*EXERCISE GOAL*: Filter this material down to the lines that hold "страхования", copying each one.

*DATASET ENTRIES*:
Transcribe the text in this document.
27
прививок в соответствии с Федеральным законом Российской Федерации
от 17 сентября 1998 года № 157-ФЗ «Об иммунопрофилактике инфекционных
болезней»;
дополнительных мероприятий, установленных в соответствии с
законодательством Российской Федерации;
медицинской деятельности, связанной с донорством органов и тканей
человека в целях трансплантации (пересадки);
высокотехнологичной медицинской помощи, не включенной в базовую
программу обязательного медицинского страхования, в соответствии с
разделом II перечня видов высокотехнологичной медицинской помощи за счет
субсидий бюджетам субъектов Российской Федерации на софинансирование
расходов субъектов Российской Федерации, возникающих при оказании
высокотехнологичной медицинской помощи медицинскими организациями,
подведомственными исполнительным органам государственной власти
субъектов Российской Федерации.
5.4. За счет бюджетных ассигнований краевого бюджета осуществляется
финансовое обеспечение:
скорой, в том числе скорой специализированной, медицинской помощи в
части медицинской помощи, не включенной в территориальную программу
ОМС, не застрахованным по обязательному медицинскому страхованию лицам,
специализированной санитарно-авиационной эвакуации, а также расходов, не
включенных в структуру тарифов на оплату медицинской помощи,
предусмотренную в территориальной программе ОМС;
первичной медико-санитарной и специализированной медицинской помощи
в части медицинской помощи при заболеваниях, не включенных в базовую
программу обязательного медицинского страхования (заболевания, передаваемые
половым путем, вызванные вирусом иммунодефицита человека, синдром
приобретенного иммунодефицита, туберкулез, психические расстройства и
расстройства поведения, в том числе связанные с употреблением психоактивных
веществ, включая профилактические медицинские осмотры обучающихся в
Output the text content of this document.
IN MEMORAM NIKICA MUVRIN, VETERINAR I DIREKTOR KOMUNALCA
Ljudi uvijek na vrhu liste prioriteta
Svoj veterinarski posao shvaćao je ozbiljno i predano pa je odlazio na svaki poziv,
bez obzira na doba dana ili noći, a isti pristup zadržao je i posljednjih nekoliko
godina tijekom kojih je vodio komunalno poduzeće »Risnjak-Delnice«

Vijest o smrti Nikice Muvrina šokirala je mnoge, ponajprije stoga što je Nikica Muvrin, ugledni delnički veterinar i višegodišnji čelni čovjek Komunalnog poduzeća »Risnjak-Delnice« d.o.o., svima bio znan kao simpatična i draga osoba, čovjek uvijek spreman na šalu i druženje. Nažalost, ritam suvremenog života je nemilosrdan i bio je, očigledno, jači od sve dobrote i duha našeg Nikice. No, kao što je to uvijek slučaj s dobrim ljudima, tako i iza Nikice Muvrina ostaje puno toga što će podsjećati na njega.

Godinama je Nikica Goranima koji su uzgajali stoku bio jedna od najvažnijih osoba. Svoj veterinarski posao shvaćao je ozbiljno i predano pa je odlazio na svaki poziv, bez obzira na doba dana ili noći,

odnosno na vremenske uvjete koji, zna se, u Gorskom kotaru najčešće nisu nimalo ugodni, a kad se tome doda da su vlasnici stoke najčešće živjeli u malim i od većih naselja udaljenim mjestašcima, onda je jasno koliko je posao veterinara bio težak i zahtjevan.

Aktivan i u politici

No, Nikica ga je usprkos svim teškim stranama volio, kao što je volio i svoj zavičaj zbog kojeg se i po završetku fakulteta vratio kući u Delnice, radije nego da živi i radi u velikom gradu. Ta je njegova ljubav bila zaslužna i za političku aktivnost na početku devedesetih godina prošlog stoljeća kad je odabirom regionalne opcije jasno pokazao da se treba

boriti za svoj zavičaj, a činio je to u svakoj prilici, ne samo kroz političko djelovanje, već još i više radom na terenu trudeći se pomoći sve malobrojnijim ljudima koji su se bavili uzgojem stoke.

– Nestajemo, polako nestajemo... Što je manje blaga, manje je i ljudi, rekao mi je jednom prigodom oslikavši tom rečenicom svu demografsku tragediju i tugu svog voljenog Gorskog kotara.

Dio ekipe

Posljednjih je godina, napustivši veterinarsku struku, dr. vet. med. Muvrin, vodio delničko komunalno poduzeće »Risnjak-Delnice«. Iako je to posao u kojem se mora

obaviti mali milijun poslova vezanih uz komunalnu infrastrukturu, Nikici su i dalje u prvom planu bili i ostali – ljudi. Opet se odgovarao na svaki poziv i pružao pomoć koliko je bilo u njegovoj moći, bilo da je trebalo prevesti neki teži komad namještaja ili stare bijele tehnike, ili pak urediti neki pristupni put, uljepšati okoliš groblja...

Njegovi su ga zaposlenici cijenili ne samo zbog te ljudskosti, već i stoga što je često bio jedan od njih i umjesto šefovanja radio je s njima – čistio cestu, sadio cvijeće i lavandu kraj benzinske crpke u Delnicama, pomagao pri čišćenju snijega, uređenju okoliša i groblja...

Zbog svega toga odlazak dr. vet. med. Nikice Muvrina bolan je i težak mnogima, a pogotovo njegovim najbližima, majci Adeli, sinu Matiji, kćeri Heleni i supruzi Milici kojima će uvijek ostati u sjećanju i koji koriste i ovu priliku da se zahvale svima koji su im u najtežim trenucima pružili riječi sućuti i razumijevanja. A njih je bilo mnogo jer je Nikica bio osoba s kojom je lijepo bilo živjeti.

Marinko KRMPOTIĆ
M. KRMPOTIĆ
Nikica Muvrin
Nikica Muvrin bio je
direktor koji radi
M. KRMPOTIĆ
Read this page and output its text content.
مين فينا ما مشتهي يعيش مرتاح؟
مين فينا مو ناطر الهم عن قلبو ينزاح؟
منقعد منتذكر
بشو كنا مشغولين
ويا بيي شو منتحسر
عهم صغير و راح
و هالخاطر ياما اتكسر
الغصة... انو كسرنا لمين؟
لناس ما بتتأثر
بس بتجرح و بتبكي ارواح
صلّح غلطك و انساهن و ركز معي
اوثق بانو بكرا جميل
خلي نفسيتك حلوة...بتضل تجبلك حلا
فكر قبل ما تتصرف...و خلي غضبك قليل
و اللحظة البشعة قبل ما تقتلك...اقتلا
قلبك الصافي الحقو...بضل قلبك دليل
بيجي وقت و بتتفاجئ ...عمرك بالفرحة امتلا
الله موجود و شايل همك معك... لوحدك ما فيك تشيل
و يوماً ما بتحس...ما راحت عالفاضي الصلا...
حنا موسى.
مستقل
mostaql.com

*SOLUTION TO THIS TASK*:
программу обязательного медицинского страхования, в соответствии с
программу обязательного медицинского страхования (заболевания, передаваемые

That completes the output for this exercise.